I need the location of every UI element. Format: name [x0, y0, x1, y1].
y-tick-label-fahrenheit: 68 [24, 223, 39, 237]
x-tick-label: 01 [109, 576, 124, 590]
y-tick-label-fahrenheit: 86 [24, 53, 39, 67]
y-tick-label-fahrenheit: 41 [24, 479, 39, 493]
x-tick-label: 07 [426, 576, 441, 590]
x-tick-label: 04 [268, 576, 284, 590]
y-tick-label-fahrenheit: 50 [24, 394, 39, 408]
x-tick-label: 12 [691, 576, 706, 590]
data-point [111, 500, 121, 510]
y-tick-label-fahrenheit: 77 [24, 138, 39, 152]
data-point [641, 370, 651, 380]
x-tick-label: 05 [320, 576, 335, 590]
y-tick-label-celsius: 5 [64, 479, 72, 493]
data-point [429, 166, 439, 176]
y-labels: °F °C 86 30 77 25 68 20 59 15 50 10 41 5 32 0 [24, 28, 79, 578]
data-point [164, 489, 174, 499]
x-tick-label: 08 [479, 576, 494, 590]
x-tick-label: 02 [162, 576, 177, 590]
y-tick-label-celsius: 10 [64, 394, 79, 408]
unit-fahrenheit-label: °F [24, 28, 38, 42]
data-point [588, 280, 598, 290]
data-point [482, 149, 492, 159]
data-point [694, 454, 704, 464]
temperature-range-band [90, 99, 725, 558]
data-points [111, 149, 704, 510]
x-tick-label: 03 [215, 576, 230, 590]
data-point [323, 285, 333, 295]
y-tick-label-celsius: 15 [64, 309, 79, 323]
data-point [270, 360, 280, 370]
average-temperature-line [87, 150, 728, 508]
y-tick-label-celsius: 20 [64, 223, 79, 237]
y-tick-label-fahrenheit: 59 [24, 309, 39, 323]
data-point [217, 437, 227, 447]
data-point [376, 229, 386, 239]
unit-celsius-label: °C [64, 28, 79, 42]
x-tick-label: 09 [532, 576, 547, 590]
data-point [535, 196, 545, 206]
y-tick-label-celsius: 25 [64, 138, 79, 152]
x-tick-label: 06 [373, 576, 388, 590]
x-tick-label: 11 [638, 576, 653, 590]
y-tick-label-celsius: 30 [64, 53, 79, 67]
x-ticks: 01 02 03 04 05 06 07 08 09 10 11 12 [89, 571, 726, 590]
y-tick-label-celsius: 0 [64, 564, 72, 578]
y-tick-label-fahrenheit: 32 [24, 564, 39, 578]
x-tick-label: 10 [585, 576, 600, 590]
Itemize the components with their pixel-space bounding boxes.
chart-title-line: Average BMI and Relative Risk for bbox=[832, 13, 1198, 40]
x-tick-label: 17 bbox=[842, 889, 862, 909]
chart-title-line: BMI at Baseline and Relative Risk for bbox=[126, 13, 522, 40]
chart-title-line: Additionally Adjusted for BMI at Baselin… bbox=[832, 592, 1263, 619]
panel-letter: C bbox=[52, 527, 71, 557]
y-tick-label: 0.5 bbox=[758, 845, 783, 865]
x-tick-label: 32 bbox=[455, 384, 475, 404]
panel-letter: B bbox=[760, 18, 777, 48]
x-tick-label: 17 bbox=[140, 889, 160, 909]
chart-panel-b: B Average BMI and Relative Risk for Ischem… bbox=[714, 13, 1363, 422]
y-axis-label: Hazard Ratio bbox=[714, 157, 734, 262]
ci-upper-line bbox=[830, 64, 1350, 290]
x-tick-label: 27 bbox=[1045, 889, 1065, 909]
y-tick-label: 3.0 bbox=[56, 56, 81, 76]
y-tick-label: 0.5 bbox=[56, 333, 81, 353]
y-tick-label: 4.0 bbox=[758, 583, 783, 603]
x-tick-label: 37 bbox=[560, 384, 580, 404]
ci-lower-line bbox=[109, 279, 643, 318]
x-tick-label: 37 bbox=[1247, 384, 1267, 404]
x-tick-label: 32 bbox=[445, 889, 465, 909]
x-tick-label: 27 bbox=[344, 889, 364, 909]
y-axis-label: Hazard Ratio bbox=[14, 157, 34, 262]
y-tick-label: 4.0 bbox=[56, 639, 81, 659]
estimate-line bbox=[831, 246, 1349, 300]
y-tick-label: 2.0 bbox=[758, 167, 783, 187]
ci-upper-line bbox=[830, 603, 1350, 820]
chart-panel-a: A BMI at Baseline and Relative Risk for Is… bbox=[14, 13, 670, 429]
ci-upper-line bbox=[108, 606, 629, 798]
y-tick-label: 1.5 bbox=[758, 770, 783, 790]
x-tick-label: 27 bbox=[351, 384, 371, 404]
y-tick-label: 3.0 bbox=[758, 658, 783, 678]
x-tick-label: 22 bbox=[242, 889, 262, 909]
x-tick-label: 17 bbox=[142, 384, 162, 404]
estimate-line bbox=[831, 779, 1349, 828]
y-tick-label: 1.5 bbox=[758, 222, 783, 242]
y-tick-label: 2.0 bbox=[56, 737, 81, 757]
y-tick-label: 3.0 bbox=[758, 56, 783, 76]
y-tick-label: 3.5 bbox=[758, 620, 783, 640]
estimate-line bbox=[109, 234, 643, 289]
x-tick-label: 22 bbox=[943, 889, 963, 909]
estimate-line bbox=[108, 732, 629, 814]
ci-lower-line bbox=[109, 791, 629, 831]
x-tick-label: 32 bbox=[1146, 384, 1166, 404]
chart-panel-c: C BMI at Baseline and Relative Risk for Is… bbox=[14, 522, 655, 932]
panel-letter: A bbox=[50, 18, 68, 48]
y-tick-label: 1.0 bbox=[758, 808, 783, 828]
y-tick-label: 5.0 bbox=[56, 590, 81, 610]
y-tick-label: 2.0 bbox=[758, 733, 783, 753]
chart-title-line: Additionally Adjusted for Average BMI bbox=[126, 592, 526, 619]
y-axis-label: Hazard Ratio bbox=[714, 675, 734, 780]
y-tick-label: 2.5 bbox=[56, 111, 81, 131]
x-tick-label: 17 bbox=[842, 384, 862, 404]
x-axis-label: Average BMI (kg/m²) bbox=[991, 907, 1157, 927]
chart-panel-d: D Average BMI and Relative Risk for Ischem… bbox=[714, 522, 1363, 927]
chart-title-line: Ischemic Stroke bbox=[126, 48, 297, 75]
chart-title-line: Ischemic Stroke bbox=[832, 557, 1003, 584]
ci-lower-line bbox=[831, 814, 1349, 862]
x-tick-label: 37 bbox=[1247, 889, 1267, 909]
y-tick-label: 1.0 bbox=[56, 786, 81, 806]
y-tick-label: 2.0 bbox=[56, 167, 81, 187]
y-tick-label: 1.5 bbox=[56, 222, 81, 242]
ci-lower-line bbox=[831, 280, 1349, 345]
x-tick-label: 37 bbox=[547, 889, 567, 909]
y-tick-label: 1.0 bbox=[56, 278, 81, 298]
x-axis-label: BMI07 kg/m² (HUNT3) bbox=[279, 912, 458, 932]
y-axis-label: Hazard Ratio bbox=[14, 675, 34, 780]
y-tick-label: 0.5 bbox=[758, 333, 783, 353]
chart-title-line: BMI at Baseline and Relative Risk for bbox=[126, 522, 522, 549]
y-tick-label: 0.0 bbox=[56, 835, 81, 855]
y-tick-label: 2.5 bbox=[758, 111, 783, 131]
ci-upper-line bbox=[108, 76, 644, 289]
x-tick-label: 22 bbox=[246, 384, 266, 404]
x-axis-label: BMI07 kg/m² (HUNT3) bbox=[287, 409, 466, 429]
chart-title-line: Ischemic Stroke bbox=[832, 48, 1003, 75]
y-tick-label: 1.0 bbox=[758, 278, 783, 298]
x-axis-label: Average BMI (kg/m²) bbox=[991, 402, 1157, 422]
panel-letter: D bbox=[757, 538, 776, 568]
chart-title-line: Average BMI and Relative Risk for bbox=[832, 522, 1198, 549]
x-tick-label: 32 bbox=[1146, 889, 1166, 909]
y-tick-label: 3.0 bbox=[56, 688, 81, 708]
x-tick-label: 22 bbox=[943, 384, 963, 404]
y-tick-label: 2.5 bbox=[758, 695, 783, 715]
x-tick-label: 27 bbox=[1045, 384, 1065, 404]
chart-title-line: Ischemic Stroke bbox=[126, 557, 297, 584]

### Task description
Please repeat the records from the start through the line containing "y-tick-label-celsius: 30 [64, 53, 79, 67]", inclusive, swapping "x-tick-label" for "x-axis-tick-label" and leaving everything else unchanged. Give only those lines.

### Worked answer
I need the location of every UI element. Format: name [x0, y0, x1, y1].
y-tick-label-fahrenheit: 68 [24, 223, 39, 237]
x-axis-tick-label: 01 [109, 576, 124, 590]
y-tick-label-fahrenheit: 86 [24, 53, 39, 67]
y-tick-label-fahrenheit: 41 [24, 479, 39, 493]
x-axis-tick-label: 07 [426, 576, 441, 590]
x-axis-tick-label: 04 [268, 576, 284, 590]
y-tick-label-fahrenheit: 50 [24, 394, 39, 408]
x-axis-tick-label: 12 [691, 576, 706, 590]
data-point [111, 500, 121, 510]
y-tick-label-fahrenheit: 77 [24, 138, 39, 152]
data-point [641, 370, 651, 380]
x-axis-tick-label: 05 [320, 576, 335, 590]
y-tick-label-celsius: 5 [64, 479, 72, 493]
data-point [429, 166, 439, 176]
y-labels: °F °C 86 30 77 25 68 20 59 15 50 10 41 5 32 0 [24, 28, 79, 578]
data-point [164, 489, 174, 499]
x-axis-tick-label: 08 [479, 576, 494, 590]
x-axis-tick-label: 02 [162, 576, 177, 590]
y-tick-label-celsius: 10 [64, 394, 79, 408]
unit-fahrenheit-label: °F [24, 28, 38, 42]
data-point [588, 280, 598, 290]
data-point [482, 149, 492, 159]
data-point [694, 454, 704, 464]
temperature-range-band [90, 99, 725, 558]
data-points [111, 149, 704, 510]
x-axis-tick-label: 03 [215, 576, 230, 590]
data-point [323, 285, 333, 295]
y-tick-label-celsius: 15 [64, 309, 79, 323]
data-point [270, 360, 280, 370]
average-temperature-line [87, 150, 728, 508]
y-tick-label-celsius: 20 [64, 223, 79, 237]
y-tick-label-fahrenheit: 59 [24, 309, 39, 323]
data-point [217, 437, 227, 447]
data-point [376, 229, 386, 239]
unit-celsius-label: °C [64, 28, 79, 42]
x-axis-tick-label: 09 [532, 576, 547, 590]
data-point [535, 196, 545, 206]
y-tick-label-celsius: 25 [64, 138, 79, 152]
x-axis-tick-label: 06 [373, 576, 388, 590]
x-axis-tick-label: 11 [638, 576, 653, 590]
y-tick-label-celsius: 30 [64, 53, 79, 67]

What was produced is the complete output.